[Rows from a figure dataset]
★ ★ ★ ★
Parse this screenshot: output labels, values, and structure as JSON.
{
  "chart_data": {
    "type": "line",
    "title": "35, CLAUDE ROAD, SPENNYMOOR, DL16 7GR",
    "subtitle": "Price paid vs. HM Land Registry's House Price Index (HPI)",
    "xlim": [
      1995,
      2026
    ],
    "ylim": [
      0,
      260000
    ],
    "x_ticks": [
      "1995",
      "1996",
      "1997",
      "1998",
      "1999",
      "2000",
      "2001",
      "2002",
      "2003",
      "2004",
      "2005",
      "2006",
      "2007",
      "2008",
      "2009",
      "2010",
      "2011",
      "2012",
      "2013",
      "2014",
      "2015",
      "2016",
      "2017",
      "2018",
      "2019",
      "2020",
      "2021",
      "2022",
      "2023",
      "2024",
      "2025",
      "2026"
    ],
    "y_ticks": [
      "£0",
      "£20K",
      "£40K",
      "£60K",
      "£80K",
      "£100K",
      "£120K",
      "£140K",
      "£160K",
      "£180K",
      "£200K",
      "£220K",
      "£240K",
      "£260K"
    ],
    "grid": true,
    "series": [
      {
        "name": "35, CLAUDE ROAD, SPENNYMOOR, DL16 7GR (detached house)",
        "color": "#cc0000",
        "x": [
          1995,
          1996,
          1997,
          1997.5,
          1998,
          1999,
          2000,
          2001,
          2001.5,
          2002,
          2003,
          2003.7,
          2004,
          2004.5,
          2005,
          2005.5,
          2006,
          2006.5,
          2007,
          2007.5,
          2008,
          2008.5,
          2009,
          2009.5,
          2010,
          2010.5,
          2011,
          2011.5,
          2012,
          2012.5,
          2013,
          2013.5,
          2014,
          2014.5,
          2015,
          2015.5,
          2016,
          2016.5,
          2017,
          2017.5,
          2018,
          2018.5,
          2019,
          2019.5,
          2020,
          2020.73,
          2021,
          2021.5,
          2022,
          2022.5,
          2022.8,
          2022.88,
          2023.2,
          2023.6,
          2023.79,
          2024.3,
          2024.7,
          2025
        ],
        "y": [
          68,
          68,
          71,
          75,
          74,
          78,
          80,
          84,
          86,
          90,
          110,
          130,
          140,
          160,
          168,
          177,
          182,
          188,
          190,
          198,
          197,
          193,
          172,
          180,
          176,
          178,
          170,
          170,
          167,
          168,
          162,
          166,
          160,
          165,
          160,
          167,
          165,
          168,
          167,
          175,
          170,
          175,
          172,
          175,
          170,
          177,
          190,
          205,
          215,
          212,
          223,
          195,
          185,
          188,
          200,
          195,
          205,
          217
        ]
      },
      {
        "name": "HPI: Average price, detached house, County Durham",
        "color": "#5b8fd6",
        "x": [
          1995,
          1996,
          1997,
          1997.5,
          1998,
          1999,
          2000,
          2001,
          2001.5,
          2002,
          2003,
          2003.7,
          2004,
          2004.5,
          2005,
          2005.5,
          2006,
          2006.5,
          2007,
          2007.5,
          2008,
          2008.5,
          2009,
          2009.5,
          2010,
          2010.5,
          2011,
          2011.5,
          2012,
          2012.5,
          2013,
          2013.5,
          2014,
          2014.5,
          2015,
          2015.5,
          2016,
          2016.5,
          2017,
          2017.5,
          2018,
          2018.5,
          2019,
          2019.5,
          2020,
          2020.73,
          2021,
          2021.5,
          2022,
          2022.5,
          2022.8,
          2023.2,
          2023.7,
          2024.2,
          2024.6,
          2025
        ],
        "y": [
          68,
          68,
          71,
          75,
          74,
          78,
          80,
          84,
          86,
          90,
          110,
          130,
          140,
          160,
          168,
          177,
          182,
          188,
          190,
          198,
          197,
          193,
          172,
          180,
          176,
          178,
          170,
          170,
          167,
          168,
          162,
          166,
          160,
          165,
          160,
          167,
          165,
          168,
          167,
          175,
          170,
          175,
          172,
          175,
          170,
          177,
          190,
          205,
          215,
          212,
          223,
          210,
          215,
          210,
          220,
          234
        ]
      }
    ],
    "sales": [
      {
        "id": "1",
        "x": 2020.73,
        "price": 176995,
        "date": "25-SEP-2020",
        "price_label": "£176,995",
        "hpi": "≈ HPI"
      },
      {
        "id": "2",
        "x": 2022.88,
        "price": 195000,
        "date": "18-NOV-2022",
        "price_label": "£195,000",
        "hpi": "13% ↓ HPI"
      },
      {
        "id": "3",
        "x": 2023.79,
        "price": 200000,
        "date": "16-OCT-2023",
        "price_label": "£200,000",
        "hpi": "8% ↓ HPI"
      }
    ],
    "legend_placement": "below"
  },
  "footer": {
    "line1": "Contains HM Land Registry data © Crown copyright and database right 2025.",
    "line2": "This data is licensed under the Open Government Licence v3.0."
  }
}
★ ★ ★ ★
= Your objective =
Retype all of the material above with every character intact.

= Solution =
Parse this screenshot: output labels, values, and structure as JSON.
{
  "chart_data": {
    "type": "line",
    "title": "35, CLAUDE ROAD, SPENNYMOOR, DL16 7GR",
    "subtitle": "Price paid vs. HM Land Registry's House Price Index (HPI)",
    "xlim": [
      1995,
      2026
    ],
    "ylim": [
      0,
      260000
    ],
    "x_ticks": [
      "1995",
      "1996",
      "1997",
      "1998",
      "1999",
      "2000",
      "2001",
      "2002",
      "2003",
      "2004",
      "2005",
      "2006",
      "2007",
      "2008",
      "2009",
      "2010",
      "2011",
      "2012",
      "2013",
      "2014",
      "2015",
      "2016",
      "2017",
      "2018",
      "2019",
      "2020",
      "2021",
      "2022",
      "2023",
      "2024",
      "2025",
      "2026"
    ],
    "y_ticks": [
      "£0",
      "£20K",
      "£40K",
      "£60K",
      "£80K",
      "£100K",
      "£120K",
      "£140K",
      "£160K",
      "£180K",
      "£200K",
      "£220K",
      "£240K",
      "£260K"
    ],
    "grid": true,
    "series": [
      {
        "name": "35, CLAUDE ROAD, SPENNYMOOR, DL16 7GR (detached house)",
        "color": "#cc0000",
        "x": [
          1995,
          1996,
          1997,
          1997.5,
          1998,
          1999,
          2000,
          2001,
          2001.5,
          2002,
          2003,
          2003.7,
          2004,
          2004.5,
          2005,
          2005.5,
          2006,
          2006.5,
          2007,
          2007.5,
          2008,
          2008.5,
          2009,
          2009.5,
          2010,
          2010.5,
          2011,
          2011.5,
          2012,
          2012.5,
          2013,
          2013.5,
          2014,
          2014.5,
          2015,
          2015.5,
          2016,
          2016.5,
          2017,
          2017.5,
          2018,
          2018.5,
          2019,
          2019.5,
          2020,
          2020.73,
          2021,
          2021.5,
          2022,
          2022.5,
          2022.8,
          2022.88,
          2023.2,
          2023.6,
          2023.79,
          2024.3,
          2024.7,
          2025
        ],
        "y": [
          68,
          68,
          71,
          75,
          74,
          78,
          80,
          84,
          86,
          90,
          110,
          130,
          140,
          160,
          168,
          177,
          182,
          188,
          190,
          198,
          197,
          193,
          172,
          180,
          176,
          178,
          170,
          170,
          167,
          168,
          162,
          166,
          160,
          165,
          160,
          167,
          165,
          168,
          167,
          175,
          170,
          175,
          172,
          175,
          170,
          177,
          190,
          205,
          215,
          212,
          223,
          195,
          185,
          188,
          200,
          195,
          205,
          217
        ]
      },
      {
        "name": "HPI: Average price, detached house, County Durham",
        "color": "#5b8fd6",
        "x": [
          1995,
          1996,
          1997,
          1997.5,
          1998,
          1999,
          2000,
          2001,
          2001.5,
          2002,
          2003,
          2003.7,
          2004,
          2004.5,
          2005,
          2005.5,
          2006,
          2006.5,
          2007,
          2007.5,
          2008,
          2008.5,
          2009,
          2009.5,
          2010,
          2010.5,
          2011,
          2011.5,
          2012,
          2012.5,
          2013,
          2013.5,
          2014,
          2014.5,
          2015,
          2015.5,
          2016,
          2016.5,
          2017,
          2017.5,
          2018,
          2018.5,
          2019,
          2019.5,
          2020,
          2020.73,
          2021,
          2021.5,
          2022,
          2022.5,
          2022.8,
          2023.2,
          2023.7,
          2024.2,
          2024.6,
          2025
        ],
        "y": [
          68,
          68,
          71,
          75,
          74,
          78,
          80,
          84,
          86,
          90,
          110,
          130,
          140,
          160,
          168,
          177,
          182,
          188,
          190,
          198,
          197,
          193,
          172,
          180,
          176,
          178,
          170,
          170,
          167,
          168,
          162,
          166,
          160,
          165,
          160,
          167,
          165,
          168,
          167,
          175,
          170,
          175,
          172,
          175,
          170,
          177,
          190,
          205,
          215,
          212,
          223,
          210,
          215,
          210,
          220,
          234
        ]
      }
    ],
    "sales": [
      {
        "id": "1",
        "x": 2020.73,
        "price": 176995,
        "date": "25-SEP-2020",
        "price_label": "£176,995",
        "hpi": "≈ HPI"
      },
      {
        "id": "2",
        "x": 2022.88,
        "price": 195000,
        "date": "18-NOV-2022",
        "price_label": "£195,000",
        "hpi": "13% ↓ HPI"
      },
      {
        "id": "3",
        "x": 2023.79,
        "price": 200000,
        "date": "16-OCT-2023",
        "price_label": "£200,000",
        "hpi": "8% ↓ HPI"
      }
    ],
    "legend_placement": "below"
  },
  "footer": {
    "line1": "Contains HM Land Registry data © Crown copyright and database right 2025.",
    "line2": "This data is licensed under the Open Government Licence v3.0."
  }
}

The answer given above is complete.